| Request |
Comb through the entries for "ness" and pull out each line that holds it.

Items from a data source
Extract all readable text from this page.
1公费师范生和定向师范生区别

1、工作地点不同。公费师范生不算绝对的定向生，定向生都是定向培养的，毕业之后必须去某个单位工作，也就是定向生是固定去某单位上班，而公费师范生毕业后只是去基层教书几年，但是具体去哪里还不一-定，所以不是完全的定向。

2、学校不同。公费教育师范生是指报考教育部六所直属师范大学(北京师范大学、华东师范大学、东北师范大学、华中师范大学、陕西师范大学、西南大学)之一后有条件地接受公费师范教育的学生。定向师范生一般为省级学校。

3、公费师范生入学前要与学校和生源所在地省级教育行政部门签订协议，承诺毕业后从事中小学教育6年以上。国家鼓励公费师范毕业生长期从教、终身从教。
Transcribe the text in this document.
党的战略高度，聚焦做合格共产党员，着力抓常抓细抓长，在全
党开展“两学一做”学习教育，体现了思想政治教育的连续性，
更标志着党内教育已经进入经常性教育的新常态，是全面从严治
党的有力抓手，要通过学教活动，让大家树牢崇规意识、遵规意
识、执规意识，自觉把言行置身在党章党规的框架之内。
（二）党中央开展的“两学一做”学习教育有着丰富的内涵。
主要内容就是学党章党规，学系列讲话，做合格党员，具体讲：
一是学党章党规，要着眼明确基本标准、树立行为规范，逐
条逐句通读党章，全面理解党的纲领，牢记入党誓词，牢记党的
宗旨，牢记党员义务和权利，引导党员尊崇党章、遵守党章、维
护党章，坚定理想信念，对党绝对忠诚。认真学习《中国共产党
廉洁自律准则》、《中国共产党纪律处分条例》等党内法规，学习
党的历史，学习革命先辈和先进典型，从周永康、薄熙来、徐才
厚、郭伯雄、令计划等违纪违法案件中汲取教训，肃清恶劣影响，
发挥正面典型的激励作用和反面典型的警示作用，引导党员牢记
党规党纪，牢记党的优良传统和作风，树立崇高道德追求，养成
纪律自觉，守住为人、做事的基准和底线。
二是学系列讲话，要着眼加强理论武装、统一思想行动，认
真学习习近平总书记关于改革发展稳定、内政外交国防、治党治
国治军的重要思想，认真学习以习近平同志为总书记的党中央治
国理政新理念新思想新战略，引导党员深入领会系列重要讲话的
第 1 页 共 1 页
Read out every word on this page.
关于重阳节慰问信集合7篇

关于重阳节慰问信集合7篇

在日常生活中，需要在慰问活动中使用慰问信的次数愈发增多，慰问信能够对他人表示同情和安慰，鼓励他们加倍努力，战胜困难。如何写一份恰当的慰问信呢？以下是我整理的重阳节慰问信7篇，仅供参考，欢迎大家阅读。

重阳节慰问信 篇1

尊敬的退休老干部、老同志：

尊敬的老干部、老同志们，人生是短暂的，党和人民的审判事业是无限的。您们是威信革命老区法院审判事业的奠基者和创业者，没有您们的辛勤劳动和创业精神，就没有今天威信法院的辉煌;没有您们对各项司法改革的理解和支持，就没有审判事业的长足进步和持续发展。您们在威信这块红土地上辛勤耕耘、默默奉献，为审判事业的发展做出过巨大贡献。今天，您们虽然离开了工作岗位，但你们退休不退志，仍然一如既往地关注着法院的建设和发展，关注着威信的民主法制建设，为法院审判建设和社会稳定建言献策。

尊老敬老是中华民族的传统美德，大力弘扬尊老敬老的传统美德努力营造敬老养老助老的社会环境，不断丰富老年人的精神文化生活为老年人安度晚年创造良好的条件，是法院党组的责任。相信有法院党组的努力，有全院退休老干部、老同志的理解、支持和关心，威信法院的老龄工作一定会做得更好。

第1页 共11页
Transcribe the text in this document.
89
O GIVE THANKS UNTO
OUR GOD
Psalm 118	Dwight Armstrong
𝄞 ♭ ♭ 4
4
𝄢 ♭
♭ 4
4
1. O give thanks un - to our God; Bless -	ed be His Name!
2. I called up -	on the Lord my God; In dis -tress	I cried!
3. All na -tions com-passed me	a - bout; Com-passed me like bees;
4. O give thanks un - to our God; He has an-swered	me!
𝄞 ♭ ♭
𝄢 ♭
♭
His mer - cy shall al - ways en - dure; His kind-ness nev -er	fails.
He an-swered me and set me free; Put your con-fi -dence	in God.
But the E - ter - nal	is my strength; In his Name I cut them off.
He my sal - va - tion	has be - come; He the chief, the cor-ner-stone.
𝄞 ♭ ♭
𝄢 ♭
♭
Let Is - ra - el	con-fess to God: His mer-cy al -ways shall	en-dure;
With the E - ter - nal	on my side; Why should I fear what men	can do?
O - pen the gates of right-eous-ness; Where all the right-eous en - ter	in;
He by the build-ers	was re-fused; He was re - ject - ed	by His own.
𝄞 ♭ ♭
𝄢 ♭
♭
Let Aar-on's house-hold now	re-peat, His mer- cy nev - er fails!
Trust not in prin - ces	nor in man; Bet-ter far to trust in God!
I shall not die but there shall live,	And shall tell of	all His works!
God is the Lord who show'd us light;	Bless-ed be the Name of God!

| Final result |
His mer - cy shall al - ways en - dure; His kind-ness nev -er	fails.
O - pen the gates of right-eous-ness; Where all the right-eous en - ter	in;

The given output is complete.